Records
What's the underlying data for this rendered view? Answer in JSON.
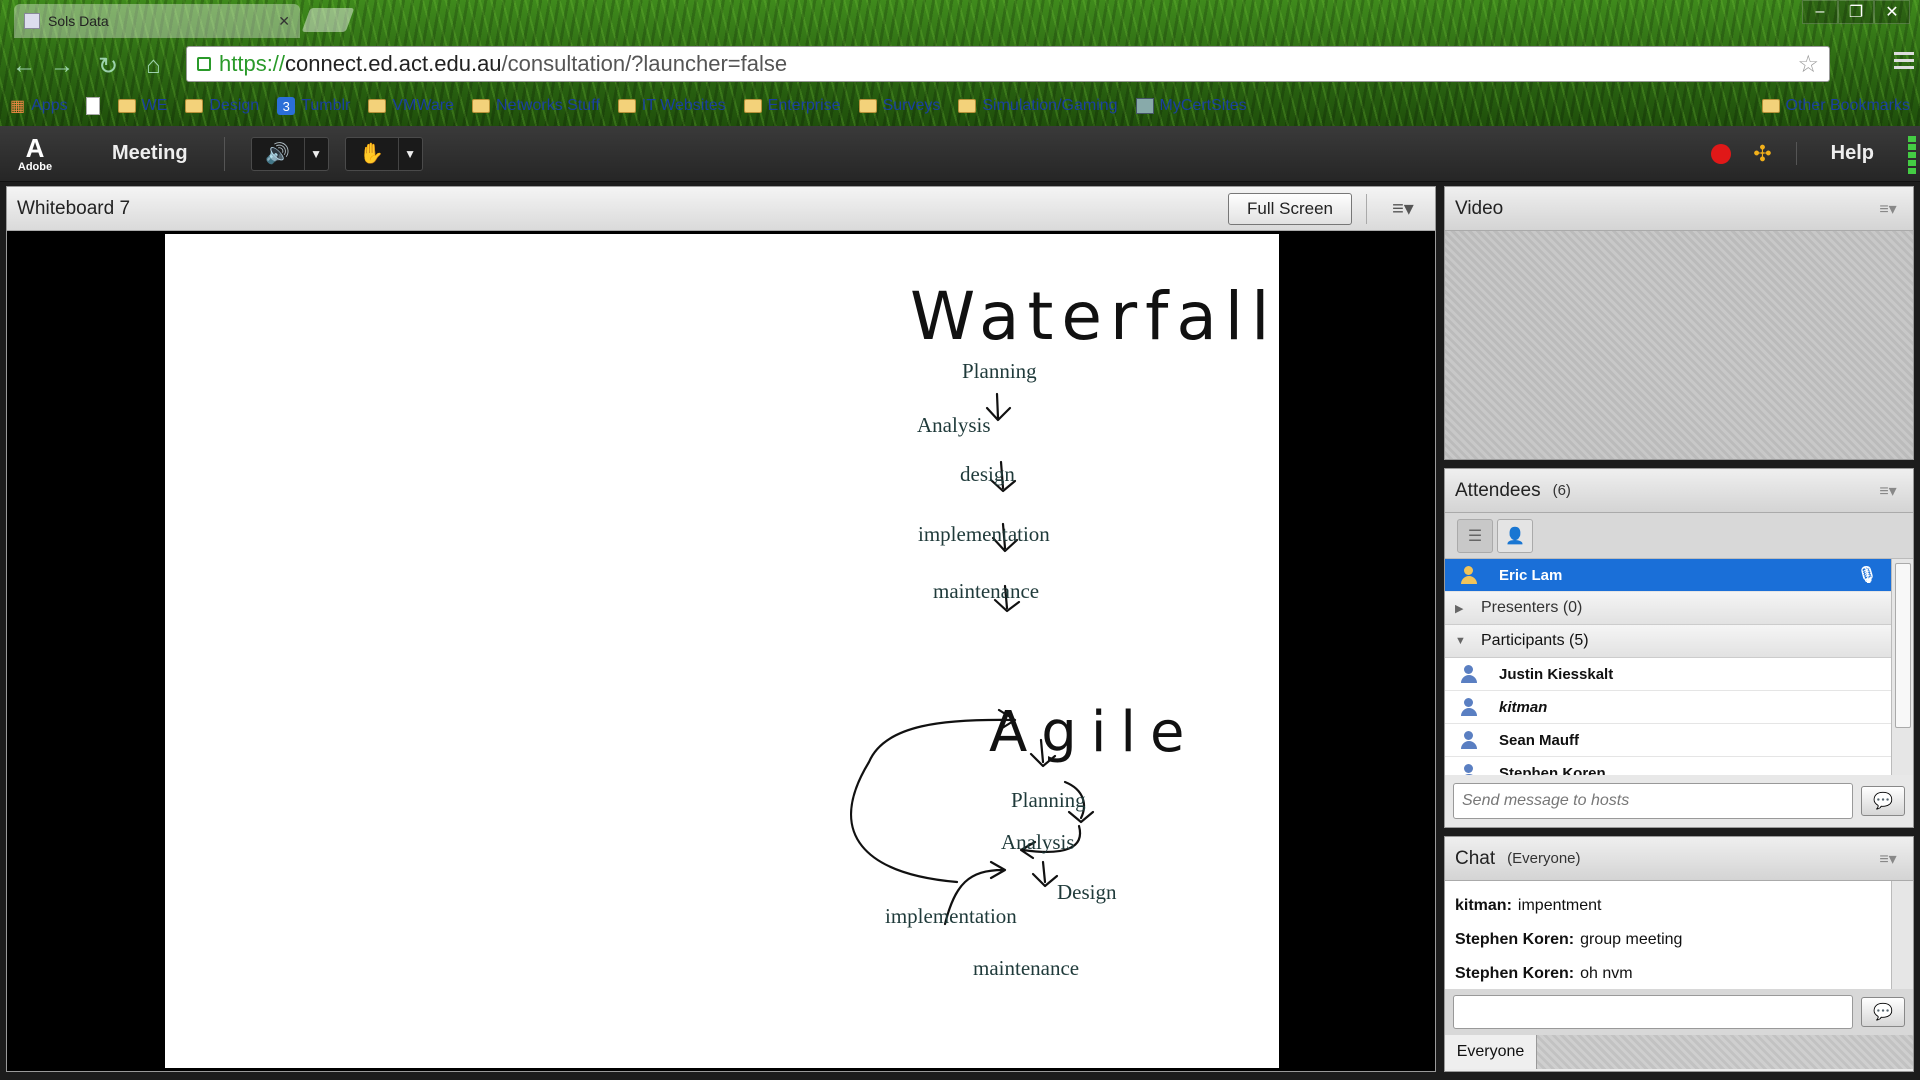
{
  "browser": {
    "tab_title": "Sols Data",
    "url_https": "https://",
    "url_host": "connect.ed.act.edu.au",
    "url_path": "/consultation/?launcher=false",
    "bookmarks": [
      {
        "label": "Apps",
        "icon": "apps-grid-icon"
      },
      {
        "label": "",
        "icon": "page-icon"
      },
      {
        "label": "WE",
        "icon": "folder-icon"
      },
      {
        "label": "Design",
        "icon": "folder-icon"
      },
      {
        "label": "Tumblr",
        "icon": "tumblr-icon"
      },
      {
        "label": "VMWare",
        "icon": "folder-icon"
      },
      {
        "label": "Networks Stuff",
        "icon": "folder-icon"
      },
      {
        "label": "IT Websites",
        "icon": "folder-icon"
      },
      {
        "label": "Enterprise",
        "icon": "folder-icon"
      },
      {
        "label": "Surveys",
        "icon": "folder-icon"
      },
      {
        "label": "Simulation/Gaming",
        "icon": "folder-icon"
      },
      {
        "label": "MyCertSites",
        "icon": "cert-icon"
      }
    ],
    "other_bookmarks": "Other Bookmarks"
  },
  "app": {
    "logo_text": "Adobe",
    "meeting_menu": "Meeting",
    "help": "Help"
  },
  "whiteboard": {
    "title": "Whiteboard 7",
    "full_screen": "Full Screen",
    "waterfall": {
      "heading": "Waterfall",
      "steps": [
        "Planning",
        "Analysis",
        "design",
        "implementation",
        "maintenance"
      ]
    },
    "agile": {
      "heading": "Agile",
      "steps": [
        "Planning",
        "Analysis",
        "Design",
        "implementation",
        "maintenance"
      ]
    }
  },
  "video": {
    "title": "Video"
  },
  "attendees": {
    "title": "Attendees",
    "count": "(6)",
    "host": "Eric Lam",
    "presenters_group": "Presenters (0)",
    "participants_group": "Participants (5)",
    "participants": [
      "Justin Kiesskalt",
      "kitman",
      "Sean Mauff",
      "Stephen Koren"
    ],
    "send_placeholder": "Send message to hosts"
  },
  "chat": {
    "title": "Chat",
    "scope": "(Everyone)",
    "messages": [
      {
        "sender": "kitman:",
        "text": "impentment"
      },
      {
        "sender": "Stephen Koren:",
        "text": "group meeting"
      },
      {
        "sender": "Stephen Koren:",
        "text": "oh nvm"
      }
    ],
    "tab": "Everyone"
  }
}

> _What you have to do_:
Only lines that contain the word "label" are wanted; copy each of them.

> _Answer to this problem_:
        "label": "Apps",
        "label": "",
        "label": "WE",
        "label": "Design",
        "label": "Tumblr",
        "label": "VMWare",
        "label": "Networks Stuff",
        "label": "IT Websites",
        "label": "Enterprise",
        "label": "Surveys",
        "label": "Simulation/Gaming",
        "label": "MyCertSites",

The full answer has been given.